◆ Exercise
Pull out each line of the data that includes the word "lämmittimissä".

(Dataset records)

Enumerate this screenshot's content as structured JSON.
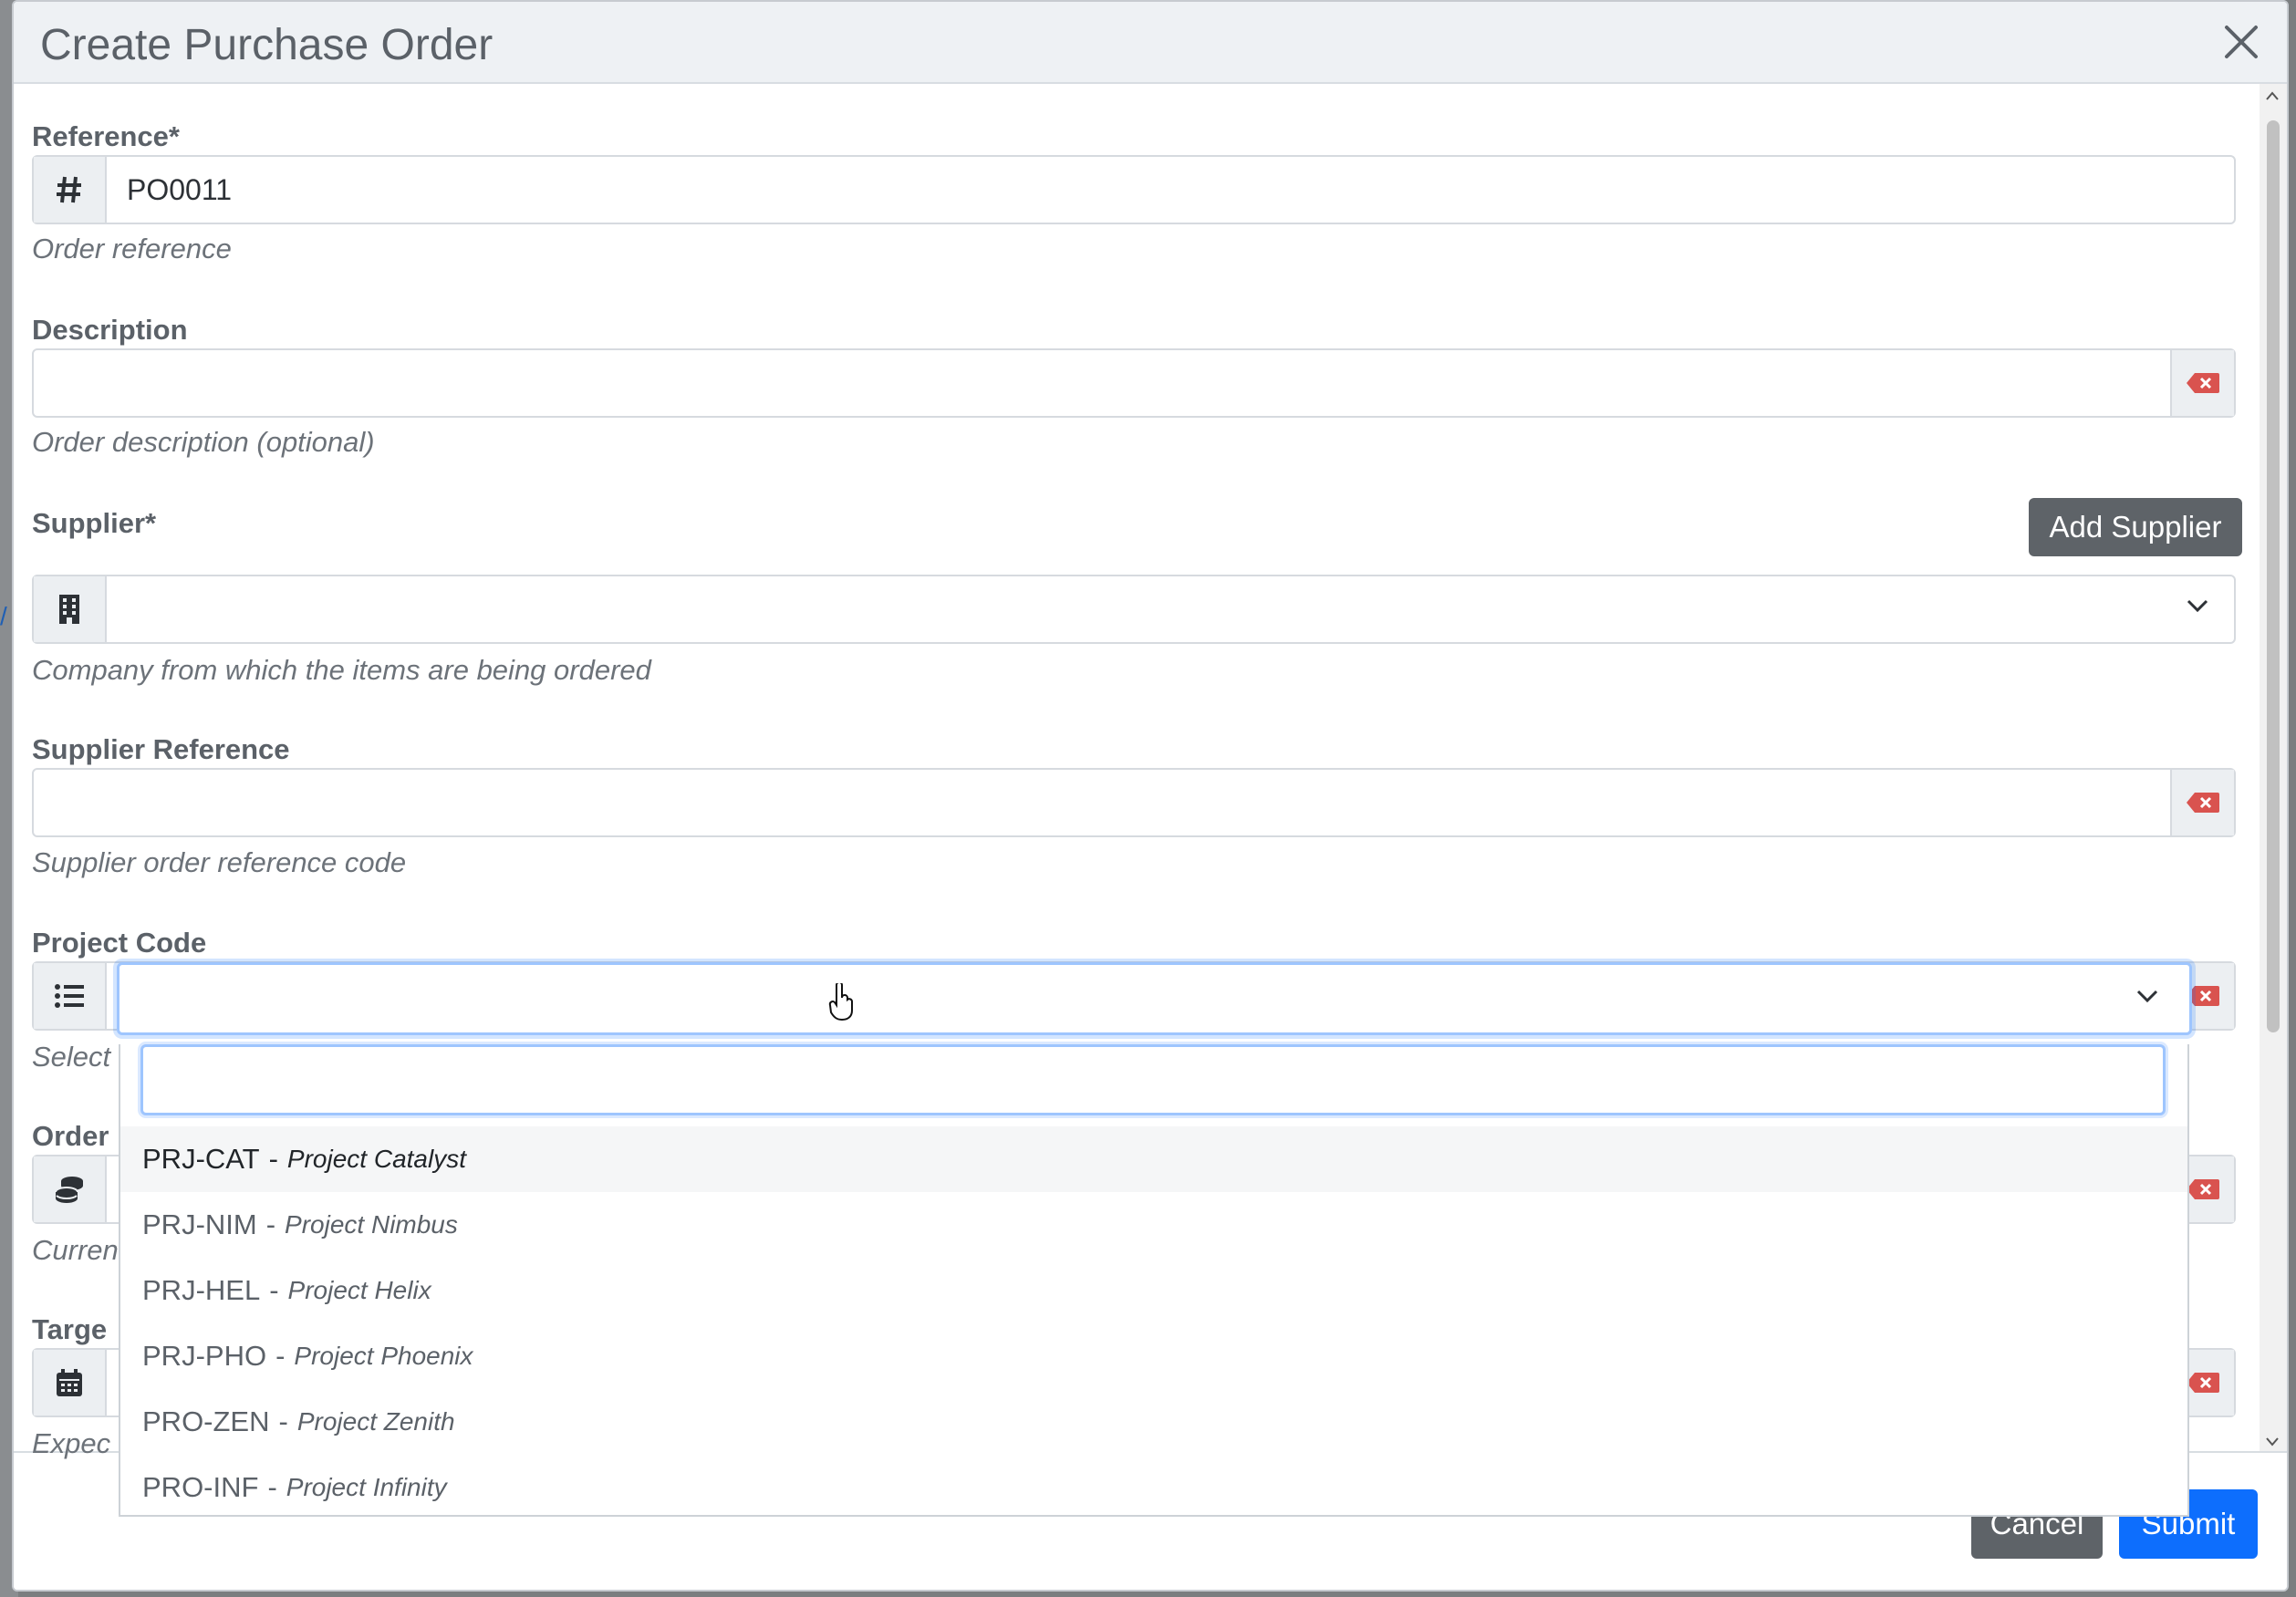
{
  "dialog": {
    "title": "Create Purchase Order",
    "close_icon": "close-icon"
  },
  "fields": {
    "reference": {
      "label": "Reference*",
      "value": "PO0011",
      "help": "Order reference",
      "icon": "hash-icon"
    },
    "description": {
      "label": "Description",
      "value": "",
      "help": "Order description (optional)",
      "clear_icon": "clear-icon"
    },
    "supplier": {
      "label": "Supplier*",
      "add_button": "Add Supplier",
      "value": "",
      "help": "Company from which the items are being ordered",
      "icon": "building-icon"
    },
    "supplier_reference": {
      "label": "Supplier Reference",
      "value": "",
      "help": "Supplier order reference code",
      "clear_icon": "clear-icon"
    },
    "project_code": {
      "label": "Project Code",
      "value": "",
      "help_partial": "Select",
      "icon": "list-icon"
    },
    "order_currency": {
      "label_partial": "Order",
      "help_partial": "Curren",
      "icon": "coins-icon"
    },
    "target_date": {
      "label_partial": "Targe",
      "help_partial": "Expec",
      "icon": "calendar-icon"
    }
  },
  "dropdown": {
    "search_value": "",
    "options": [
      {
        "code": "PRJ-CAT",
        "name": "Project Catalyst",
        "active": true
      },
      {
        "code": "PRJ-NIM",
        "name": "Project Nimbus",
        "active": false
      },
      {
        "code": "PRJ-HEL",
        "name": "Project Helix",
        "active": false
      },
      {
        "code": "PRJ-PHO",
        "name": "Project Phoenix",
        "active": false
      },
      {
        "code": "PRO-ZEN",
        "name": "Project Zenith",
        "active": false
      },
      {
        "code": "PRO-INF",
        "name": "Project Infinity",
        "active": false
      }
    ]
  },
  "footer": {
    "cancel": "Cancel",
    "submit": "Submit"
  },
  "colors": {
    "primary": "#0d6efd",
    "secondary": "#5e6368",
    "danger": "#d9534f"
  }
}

* * *

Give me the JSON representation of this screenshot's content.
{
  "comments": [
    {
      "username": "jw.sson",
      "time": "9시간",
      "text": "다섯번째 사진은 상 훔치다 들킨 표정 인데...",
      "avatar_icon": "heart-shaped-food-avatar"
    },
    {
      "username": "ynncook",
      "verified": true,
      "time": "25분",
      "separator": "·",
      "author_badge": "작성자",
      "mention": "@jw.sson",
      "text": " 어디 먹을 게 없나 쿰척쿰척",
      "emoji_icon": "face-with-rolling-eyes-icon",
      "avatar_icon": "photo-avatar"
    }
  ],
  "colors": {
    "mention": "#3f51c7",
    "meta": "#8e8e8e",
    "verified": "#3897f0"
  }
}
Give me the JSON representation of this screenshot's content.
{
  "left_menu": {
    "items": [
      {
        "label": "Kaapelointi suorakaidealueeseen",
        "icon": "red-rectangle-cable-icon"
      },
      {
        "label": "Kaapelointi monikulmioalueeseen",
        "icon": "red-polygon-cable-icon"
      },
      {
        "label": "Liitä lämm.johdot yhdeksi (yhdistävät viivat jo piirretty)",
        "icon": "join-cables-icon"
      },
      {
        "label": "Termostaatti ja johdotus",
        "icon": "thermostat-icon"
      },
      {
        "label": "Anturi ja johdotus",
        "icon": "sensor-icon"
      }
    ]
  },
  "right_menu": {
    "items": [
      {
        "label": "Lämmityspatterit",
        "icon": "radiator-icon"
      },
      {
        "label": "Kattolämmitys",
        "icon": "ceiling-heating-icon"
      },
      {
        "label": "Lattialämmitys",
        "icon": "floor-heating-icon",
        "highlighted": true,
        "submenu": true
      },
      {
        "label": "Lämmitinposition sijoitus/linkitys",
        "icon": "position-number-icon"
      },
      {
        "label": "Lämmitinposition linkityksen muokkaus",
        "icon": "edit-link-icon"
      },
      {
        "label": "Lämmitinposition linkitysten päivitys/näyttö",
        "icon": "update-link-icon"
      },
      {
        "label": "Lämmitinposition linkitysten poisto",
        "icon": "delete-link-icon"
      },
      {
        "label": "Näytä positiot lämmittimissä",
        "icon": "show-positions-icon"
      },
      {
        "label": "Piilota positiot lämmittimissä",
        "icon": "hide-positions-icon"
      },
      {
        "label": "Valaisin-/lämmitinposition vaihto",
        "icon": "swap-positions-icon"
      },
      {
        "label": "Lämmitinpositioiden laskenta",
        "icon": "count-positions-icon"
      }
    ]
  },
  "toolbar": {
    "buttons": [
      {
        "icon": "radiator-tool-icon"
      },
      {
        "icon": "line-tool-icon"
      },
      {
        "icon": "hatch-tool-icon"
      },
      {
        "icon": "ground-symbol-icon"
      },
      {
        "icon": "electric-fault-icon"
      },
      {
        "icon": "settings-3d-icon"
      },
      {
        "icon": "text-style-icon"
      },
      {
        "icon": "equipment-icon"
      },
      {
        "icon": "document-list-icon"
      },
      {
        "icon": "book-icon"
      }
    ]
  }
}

◆ Complete answer
        "label": "Näytä positiot lämmittimissä",
        "label": "Piilota positiot lämmittimissä",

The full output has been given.